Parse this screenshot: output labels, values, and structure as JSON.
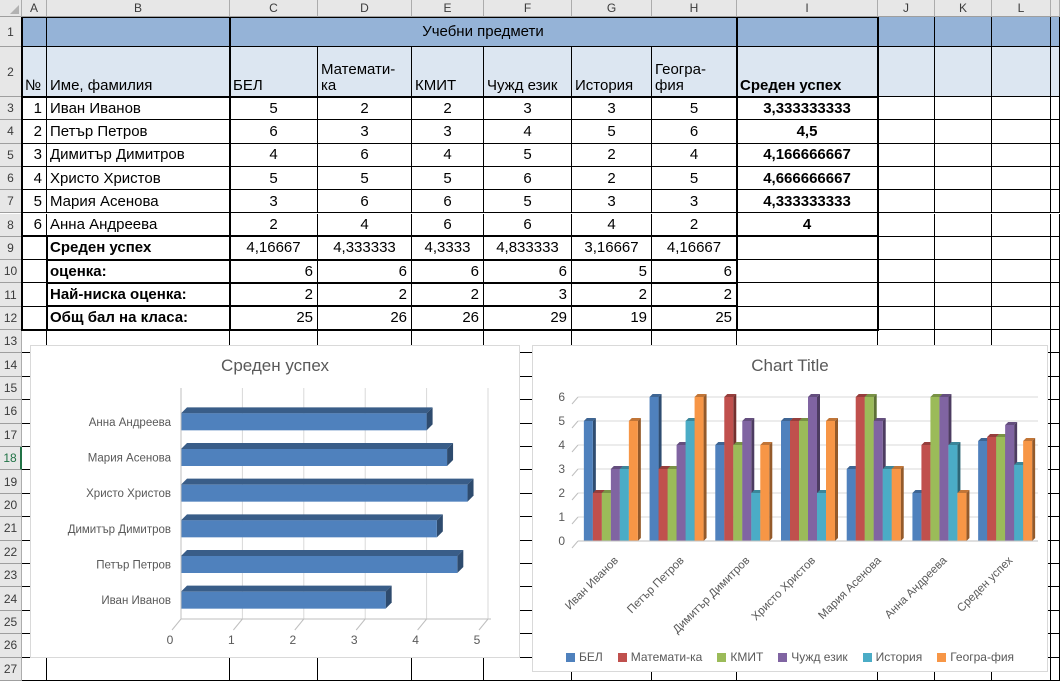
{
  "colors": {
    "header_band": "#95B3D7",
    "subheader_band": "#DCE6F1",
    "selected_row_green": "#217346",
    "grid_border": "#000000",
    "chart_text": "#595959",
    "chart_gridline": "#D9D9D9"
  },
  "spreadsheet": {
    "column_headers": [
      "A",
      "B",
      "C",
      "D",
      "E",
      "F",
      "G",
      "H",
      "I",
      "J",
      "K",
      "L"
    ],
    "row_headers": [
      "1",
      "2",
      "3",
      "4",
      "5",
      "6",
      "7",
      "8",
      "9",
      "10",
      "11",
      "12",
      "13",
      "14",
      "15",
      "16",
      "17",
      "18",
      "19",
      "20",
      "21",
      "22",
      "23",
      "24",
      "25",
      "26",
      "27"
    ],
    "selected_row": "18",
    "table": {
      "title": "Учебни предмети",
      "col_a_header": "№",
      "name_header": "Име, фамилия",
      "subject_headers": [
        "БЕЛ",
        "Математи-\nка",
        "КМИТ",
        "Чужд език",
        "История",
        "Геогра-\nфия"
      ],
      "avg_header": "Среден успех",
      "students": [
        {
          "num": "1",
          "name": "Иван Иванов",
          "grades": [
            "5",
            "2",
            "2",
            "3",
            "3",
            "5"
          ],
          "avg": "3,333333333"
        },
        {
          "num": "2",
          "name": "Петър Петров",
          "grades": [
            "6",
            "3",
            "3",
            "4",
            "5",
            "6"
          ],
          "avg": "4,5"
        },
        {
          "num": "3",
          "name": "Димитър Димитров",
          "grades": [
            "4",
            "6",
            "4",
            "5",
            "2",
            "4"
          ],
          "avg": "4,166666667"
        },
        {
          "num": "4",
          "name": "Христо Христов",
          "grades": [
            "5",
            "5",
            "5",
            "6",
            "2",
            "5"
          ],
          "avg": "4,666666667"
        },
        {
          "num": "5",
          "name": "Мария Асенова",
          "grades": [
            "3",
            "6",
            "6",
            "5",
            "3",
            "3"
          ],
          "avg": "4,333333333"
        },
        {
          "num": "6",
          "name": "Анна Андреева",
          "grades": [
            "2",
            "4",
            "6",
            "6",
            "4",
            "2"
          ],
          "avg": "4"
        }
      ],
      "summary": [
        {
          "label": "Среден успех",
          "values": [
            "4,16667",
            "4,333333",
            "4,3333",
            "4,833333",
            "3,16667",
            "4,16667"
          ]
        },
        {
          "label": "оценка:",
          "values": [
            "6",
            "6",
            "6",
            "6",
            "5",
            "6"
          ]
        },
        {
          "label": "Най-ниска оценка:",
          "values": [
            "2",
            "2",
            "2",
            "3",
            "2",
            "2"
          ]
        },
        {
          "label": "Общ бал на класа:",
          "values": [
            "25",
            "26",
            "26",
            "29",
            "19",
            "25"
          ]
        }
      ]
    }
  },
  "chart_data": [
    {
      "type": "bar",
      "orientation": "horizontal",
      "style": "3d",
      "title": "Среден успех",
      "categories_top_to_bottom": [
        "Анна Андреева",
        "Мария Асенова",
        "Христо Христов",
        "Димитър Димитров",
        "Петър Петров",
        "Иван Иванов"
      ],
      "values": [
        4,
        4.333333333,
        4.666666667,
        4.166666667,
        4.5,
        3.333333333
      ],
      "xlim": [
        0,
        5
      ],
      "xticks": [
        0,
        1,
        2,
        3,
        4,
        5
      ],
      "bar_color": "#4F81BD",
      "grid": true,
      "legend": "none"
    },
    {
      "type": "bar",
      "orientation": "vertical",
      "style": "3d",
      "title": "Chart Title",
      "categories": [
        "Иван Иванов",
        "Петър Петров",
        "Димитър Димитров",
        "Христо Христов",
        "Мария Асенова",
        "Анна Андреева",
        "Среден успех"
      ],
      "series": [
        {
          "name": "БЕЛ",
          "color": "#4F81BD",
          "values": [
            5,
            6,
            4,
            5,
            3,
            2,
            4.16667
          ]
        },
        {
          "name": "Математи-ка",
          "color": "#C0504D",
          "values": [
            2,
            3,
            6,
            5,
            6,
            4,
            4.333333
          ]
        },
        {
          "name": "КМИТ",
          "color": "#9BBB59",
          "values": [
            2,
            3,
            4,
            5,
            6,
            6,
            4.3333
          ]
        },
        {
          "name": "Чужд език",
          "color": "#8064A2",
          "values": [
            3,
            4,
            5,
            6,
            5,
            6,
            4.833333
          ]
        },
        {
          "name": "История",
          "color": "#4BACC6",
          "values": [
            3,
            5,
            2,
            2,
            3,
            4,
            3.16667
          ]
        },
        {
          "name": "Геогра-фия",
          "color": "#F79646",
          "values": [
            5,
            6,
            4,
            5,
            3,
            2,
            4.16667
          ]
        }
      ],
      "ylim": [
        0,
        6
      ],
      "yticks": [
        0,
        1,
        2,
        3,
        4,
        5,
        6
      ],
      "grid": true,
      "legend": "bottom"
    }
  ]
}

────

GOAL: Show, from the listing above, each line that contains the word "Иванов".

FULL SOLUTION:
          "name": "Иван Иванов",
        "Иван Иванов"
        "Иван Иванов",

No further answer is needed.